-- Begin --

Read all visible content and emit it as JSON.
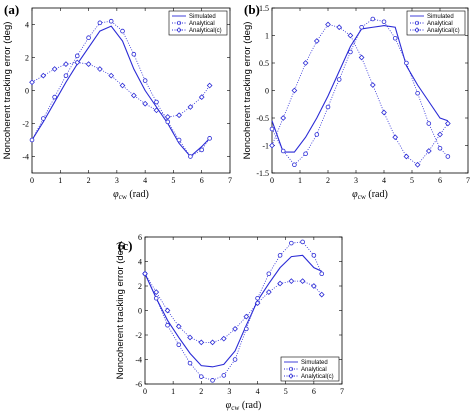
{
  "chart_data": [
    {
      "panel_label": "(a)",
      "type": "line",
      "ylabel": "Noncoherent tracking error (deg)",
      "xlabel": "φcw (rad)",
      "xlim": [
        0,
        7
      ],
      "ylim": [
        -5,
        5
      ],
      "xticks": [
        0,
        1,
        2,
        3,
        4,
        5,
        6,
        7
      ],
      "yticks": [
        -4,
        -2,
        0,
        2,
        4
      ],
      "legend_position": "top-right",
      "series": [
        {
          "name": "Simulated",
          "style": "solid",
          "x": [
            0,
            0.4,
            0.8,
            1.2,
            1.6,
            2.0,
            2.4,
            2.8,
            3.2,
            3.6,
            4.0,
            4.4,
            4.8,
            5.2,
            5.6,
            6.0,
            6.28
          ],
          "y": [
            -3.0,
            -1.9,
            -0.7,
            0.5,
            1.6,
            2.6,
            3.6,
            3.9,
            3.0,
            1.3,
            0.0,
            -1.0,
            -2.0,
            -3.2,
            -4.0,
            -3.4,
            -2.9
          ]
        },
        {
          "name": "Analytical",
          "style": "dotted-circle",
          "x": [
            0,
            0.4,
            0.8,
            1.2,
            1.6,
            2.0,
            2.4,
            2.8,
            3.2,
            3.6,
            4.0,
            4.4,
            4.8,
            5.2,
            5.6,
            6.0,
            6.28
          ],
          "y": [
            -3.0,
            -1.7,
            -0.4,
            0.9,
            2.1,
            3.2,
            4.1,
            4.2,
            3.6,
            2.2,
            0.6,
            -0.7,
            -1.9,
            -3.0,
            -4.0,
            -3.6,
            -2.9
          ]
        },
        {
          "name": "Analytical(c)",
          "style": "dotted-diamond",
          "x": [
            0,
            0.4,
            0.8,
            1.2,
            1.6,
            2.0,
            2.4,
            2.8,
            3.2,
            3.6,
            4.0,
            4.4,
            4.8,
            5.2,
            5.6,
            6.0,
            6.28
          ],
          "y": [
            0.5,
            0.9,
            1.3,
            1.6,
            1.7,
            1.6,
            1.3,
            0.9,
            0.3,
            -0.3,
            -0.8,
            -1.2,
            -1.6,
            -1.5,
            -1.0,
            -0.4,
            0.3
          ]
        }
      ]
    },
    {
      "panel_label": "(b)",
      "type": "line",
      "ylabel": "Noncoherent tracking error (deg)",
      "xlabel": "φcw (rad)",
      "xlim": [
        0,
        7
      ],
      "ylim": [
        -1.5,
        1.5
      ],
      "xticks": [
        0,
        1,
        2,
        3,
        4,
        5,
        6,
        7
      ],
      "yticks": [
        -1.5,
        -1,
        -0.5,
        0,
        0.5,
        1,
        1.5
      ],
      "legend_position": "top-right",
      "series": [
        {
          "name": "Simulated",
          "style": "solid",
          "x": [
            0,
            0.4,
            0.8,
            1.2,
            1.6,
            2.0,
            2.4,
            2.8,
            3.2,
            3.6,
            4.0,
            4.4,
            4.8,
            5.2,
            5.6,
            6.0,
            6.28
          ],
          "y": [
            -0.55,
            -1.12,
            -1.12,
            -0.85,
            -0.5,
            -0.1,
            0.35,
            0.8,
            1.12,
            1.15,
            1.18,
            1.15,
            0.45,
            0.1,
            -0.2,
            -0.5,
            -0.55
          ]
        },
        {
          "name": "Analytical",
          "style": "dotted-circle",
          "x": [
            0,
            0.4,
            0.8,
            1.2,
            1.6,
            2.0,
            2.4,
            2.8,
            3.2,
            3.6,
            4.0,
            4.4,
            4.8,
            5.2,
            5.6,
            6.0,
            6.28
          ],
          "y": [
            -0.7,
            -1.1,
            -1.35,
            -1.15,
            -0.8,
            -0.3,
            0.2,
            0.7,
            1.15,
            1.3,
            1.25,
            0.95,
            0.5,
            -0.05,
            -0.6,
            -1.05,
            -1.2
          ]
        },
        {
          "name": "Analytical(c)",
          "style": "dotted-diamond",
          "x": [
            0,
            0.4,
            0.8,
            1.2,
            1.6,
            2.0,
            2.4,
            2.8,
            3.2,
            3.6,
            4.0,
            4.4,
            4.8,
            5.2,
            5.6,
            6.0,
            6.28
          ],
          "y": [
            -1.0,
            -0.5,
            0.0,
            0.5,
            0.9,
            1.2,
            1.15,
            1.0,
            0.6,
            0.1,
            -0.4,
            -0.85,
            -1.2,
            -1.35,
            -1.1,
            -0.8,
            -0.6
          ]
        }
      ]
    },
    {
      "panel_label": "(c)",
      "type": "line",
      "ylabel": "Noncoherent tracking error (deg)",
      "xlabel": "φcw (rad)",
      "xlim": [
        0,
        7
      ],
      "ylim": [
        -6,
        6
      ],
      "xticks": [
        0,
        1,
        2,
        3,
        4,
        5,
        6,
        7
      ],
      "yticks": [
        -6,
        -4,
        -2,
        0,
        2,
        4,
        6
      ],
      "legend_position": "bottom-right",
      "series": [
        {
          "name": "Simulated",
          "style": "solid",
          "x": [
            0,
            0.4,
            0.8,
            1.2,
            1.6,
            2.0,
            2.4,
            2.8,
            3.2,
            3.6,
            4.0,
            4.4,
            4.8,
            5.2,
            5.6,
            6.0,
            6.28
          ],
          "y": [
            3.0,
            1.0,
            -0.8,
            -2.2,
            -3.5,
            -4.5,
            -4.6,
            -4.4,
            -3.3,
            -1.2,
            0.8,
            2.2,
            3.5,
            4.4,
            4.5,
            3.5,
            3.2
          ]
        },
        {
          "name": "Analytical",
          "style": "dotted-circle",
          "x": [
            0,
            0.4,
            0.8,
            1.2,
            1.6,
            2.0,
            2.4,
            2.8,
            3.2,
            3.6,
            4.0,
            4.4,
            4.8,
            5.2,
            5.6,
            6.0,
            6.28
          ],
          "y": [
            3.0,
            1.0,
            -1.2,
            -2.8,
            -4.3,
            -5.4,
            -5.7,
            -5.3,
            -4.0,
            -1.5,
            1.0,
            3.0,
            4.5,
            5.5,
            5.6,
            4.5,
            3.0
          ]
        },
        {
          "name": "Analytical(c)",
          "style": "dotted-diamond",
          "x": [
            0,
            0.4,
            0.8,
            1.2,
            1.6,
            2.0,
            2.4,
            2.8,
            3.2,
            3.6,
            4.0,
            4.4,
            4.8,
            5.2,
            5.6,
            6.0,
            6.28
          ],
          "y": [
            3.0,
            1.5,
            0.0,
            -1.3,
            -2.2,
            -2.6,
            -2.6,
            -2.3,
            -1.5,
            -0.5,
            0.6,
            1.5,
            2.2,
            2.4,
            2.4,
            2.0,
            1.3
          ]
        }
      ]
    }
  ]
}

-- End --

## Exercise prompt
Without the pictures, restate all the entries above exactly.

## Written solution
Read all visible content and emit it as JSON.
{
  "chart_data": [
    {
      "panel_label": "(a)",
      "type": "line",
      "ylabel": "Noncoherent tracking error (deg)",
      "xlabel": "φcw (rad)",
      "xlim": [
        0,
        7
      ],
      "ylim": [
        -5,
        5
      ],
      "xticks": [
        0,
        1,
        2,
        3,
        4,
        5,
        6,
        7
      ],
      "yticks": [
        -4,
        -2,
        0,
        2,
        4
      ],
      "legend_position": "top-right",
      "series": [
        {
          "name": "Simulated",
          "style": "solid",
          "x": [
            0,
            0.4,
            0.8,
            1.2,
            1.6,
            2.0,
            2.4,
            2.8,
            3.2,
            3.6,
            4.0,
            4.4,
            4.8,
            5.2,
            5.6,
            6.0,
            6.28
          ],
          "y": [
            -3.0,
            -1.9,
            -0.7,
            0.5,
            1.6,
            2.6,
            3.6,
            3.9,
            3.0,
            1.3,
            0.0,
            -1.0,
            -2.0,
            -3.2,
            -4.0,
            -3.4,
            -2.9
          ]
        },
        {
          "name": "Analytical",
          "style": "dotted-circle",
          "x": [
            0,
            0.4,
            0.8,
            1.2,
            1.6,
            2.0,
            2.4,
            2.8,
            3.2,
            3.6,
            4.0,
            4.4,
            4.8,
            5.2,
            5.6,
            6.0,
            6.28
          ],
          "y": [
            -3.0,
            -1.7,
            -0.4,
            0.9,
            2.1,
            3.2,
            4.1,
            4.2,
            3.6,
            2.2,
            0.6,
            -0.7,
            -1.9,
            -3.0,
            -4.0,
            -3.6,
            -2.9
          ]
        },
        {
          "name": "Analytical(c)",
          "style": "dotted-diamond",
          "x": [
            0,
            0.4,
            0.8,
            1.2,
            1.6,
            2.0,
            2.4,
            2.8,
            3.2,
            3.6,
            4.0,
            4.4,
            4.8,
            5.2,
            5.6,
            6.0,
            6.28
          ],
          "y": [
            0.5,
            0.9,
            1.3,
            1.6,
            1.7,
            1.6,
            1.3,
            0.9,
            0.3,
            -0.3,
            -0.8,
            -1.2,
            -1.6,
            -1.5,
            -1.0,
            -0.4,
            0.3
          ]
        }
      ]
    },
    {
      "panel_label": "(b)",
      "type": "line",
      "ylabel": "Noncoherent tracking error (deg)",
      "xlabel": "φcw (rad)",
      "xlim": [
        0,
        7
      ],
      "ylim": [
        -1.5,
        1.5
      ],
      "xticks": [
        0,
        1,
        2,
        3,
        4,
        5,
        6,
        7
      ],
      "yticks": [
        -1.5,
        -1,
        -0.5,
        0,
        0.5,
        1,
        1.5
      ],
      "legend_position": "top-right",
      "series": [
        {
          "name": "Simulated",
          "style": "solid",
          "x": [
            0,
            0.4,
            0.8,
            1.2,
            1.6,
            2.0,
            2.4,
            2.8,
            3.2,
            3.6,
            4.0,
            4.4,
            4.8,
            5.2,
            5.6,
            6.0,
            6.28
          ],
          "y": [
            -0.55,
            -1.12,
            -1.12,
            -0.85,
            -0.5,
            -0.1,
            0.35,
            0.8,
            1.12,
            1.15,
            1.18,
            1.15,
            0.45,
            0.1,
            -0.2,
            -0.5,
            -0.55
          ]
        },
        {
          "name": "Analytical",
          "style": "dotted-circle",
          "x": [
            0,
            0.4,
            0.8,
            1.2,
            1.6,
            2.0,
            2.4,
            2.8,
            3.2,
            3.6,
            4.0,
            4.4,
            4.8,
            5.2,
            5.6,
            6.0,
            6.28
          ],
          "y": [
            -0.7,
            -1.1,
            -1.35,
            -1.15,
            -0.8,
            -0.3,
            0.2,
            0.7,
            1.15,
            1.3,
            1.25,
            0.95,
            0.5,
            -0.05,
            -0.6,
            -1.05,
            -1.2
          ]
        },
        {
          "name": "Analytical(c)",
          "style": "dotted-diamond",
          "x": [
            0,
            0.4,
            0.8,
            1.2,
            1.6,
            2.0,
            2.4,
            2.8,
            3.2,
            3.6,
            4.0,
            4.4,
            4.8,
            5.2,
            5.6,
            6.0,
            6.28
          ],
          "y": [
            -1.0,
            -0.5,
            0.0,
            0.5,
            0.9,
            1.2,
            1.15,
            1.0,
            0.6,
            0.1,
            -0.4,
            -0.85,
            -1.2,
            -1.35,
            -1.1,
            -0.8,
            -0.6
          ]
        }
      ]
    },
    {
      "panel_label": "(c)",
      "type": "line",
      "ylabel": "Noncoherent tracking error (deg)",
      "xlabel": "φcw (rad)",
      "xlim": [
        0,
        7
      ],
      "ylim": [
        -6,
        6
      ],
      "xticks": [
        0,
        1,
        2,
        3,
        4,
        5,
        6,
        7
      ],
      "yticks": [
        -6,
        -4,
        -2,
        0,
        2,
        4,
        6
      ],
      "legend_position": "bottom-right",
      "series": [
        {
          "name": "Simulated",
          "style": "solid",
          "x": [
            0,
            0.4,
            0.8,
            1.2,
            1.6,
            2.0,
            2.4,
            2.8,
            3.2,
            3.6,
            4.0,
            4.4,
            4.8,
            5.2,
            5.6,
            6.0,
            6.28
          ],
          "y": [
            3.0,
            1.0,
            -0.8,
            -2.2,
            -3.5,
            -4.5,
            -4.6,
            -4.4,
            -3.3,
            -1.2,
            0.8,
            2.2,
            3.5,
            4.4,
            4.5,
            3.5,
            3.2
          ]
        },
        {
          "name": "Analytical",
          "style": "dotted-circle",
          "x": [
            0,
            0.4,
            0.8,
            1.2,
            1.6,
            2.0,
            2.4,
            2.8,
            3.2,
            3.6,
            4.0,
            4.4,
            4.8,
            5.2,
            5.6,
            6.0,
            6.28
          ],
          "y": [
            3.0,
            1.0,
            -1.2,
            -2.8,
            -4.3,
            -5.4,
            -5.7,
            -5.3,
            -4.0,
            -1.5,
            1.0,
            3.0,
            4.5,
            5.5,
            5.6,
            4.5,
            3.0
          ]
        },
        {
          "name": "Analytical(c)",
          "style": "dotted-diamond",
          "x": [
            0,
            0.4,
            0.8,
            1.2,
            1.6,
            2.0,
            2.4,
            2.8,
            3.2,
            3.6,
            4.0,
            4.4,
            4.8,
            5.2,
            5.6,
            6.0,
            6.28
          ],
          "y": [
            3.0,
            1.5,
            0.0,
            -1.3,
            -2.2,
            -2.6,
            -2.6,
            -2.3,
            -1.5,
            -0.5,
            0.6,
            1.5,
            2.2,
            2.4,
            2.4,
            2.0,
            1.3
          ]
        }
      ]
    }
  ]
}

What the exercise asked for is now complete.